• Given request:
Locate the word "podido" in the material, then show every line that holds it.

• Data listing:
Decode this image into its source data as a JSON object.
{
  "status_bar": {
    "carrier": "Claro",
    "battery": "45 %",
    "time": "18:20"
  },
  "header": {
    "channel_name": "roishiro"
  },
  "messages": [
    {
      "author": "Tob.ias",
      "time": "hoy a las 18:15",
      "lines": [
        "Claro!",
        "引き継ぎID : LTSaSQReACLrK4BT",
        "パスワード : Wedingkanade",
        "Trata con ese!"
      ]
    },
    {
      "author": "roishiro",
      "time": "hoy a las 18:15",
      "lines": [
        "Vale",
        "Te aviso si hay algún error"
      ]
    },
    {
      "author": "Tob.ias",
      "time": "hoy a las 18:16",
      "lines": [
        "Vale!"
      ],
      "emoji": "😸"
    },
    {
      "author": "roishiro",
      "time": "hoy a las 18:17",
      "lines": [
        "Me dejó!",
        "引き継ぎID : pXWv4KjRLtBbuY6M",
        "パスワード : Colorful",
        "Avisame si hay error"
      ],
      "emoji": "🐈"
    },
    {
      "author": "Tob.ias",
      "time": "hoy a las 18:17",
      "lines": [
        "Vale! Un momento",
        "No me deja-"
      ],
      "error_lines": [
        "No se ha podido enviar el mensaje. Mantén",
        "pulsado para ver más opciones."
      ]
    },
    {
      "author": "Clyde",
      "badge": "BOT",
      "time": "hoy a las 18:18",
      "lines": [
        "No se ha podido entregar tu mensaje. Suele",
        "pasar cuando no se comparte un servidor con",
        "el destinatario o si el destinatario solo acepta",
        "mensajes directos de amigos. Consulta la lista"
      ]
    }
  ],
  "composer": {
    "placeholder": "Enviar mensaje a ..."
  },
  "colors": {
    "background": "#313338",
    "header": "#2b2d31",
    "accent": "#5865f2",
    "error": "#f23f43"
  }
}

• Correct output:
        "No se ha podido enviar el mensaje. Mantén",
        "No se ha podido entregar tu mensaje. Suele",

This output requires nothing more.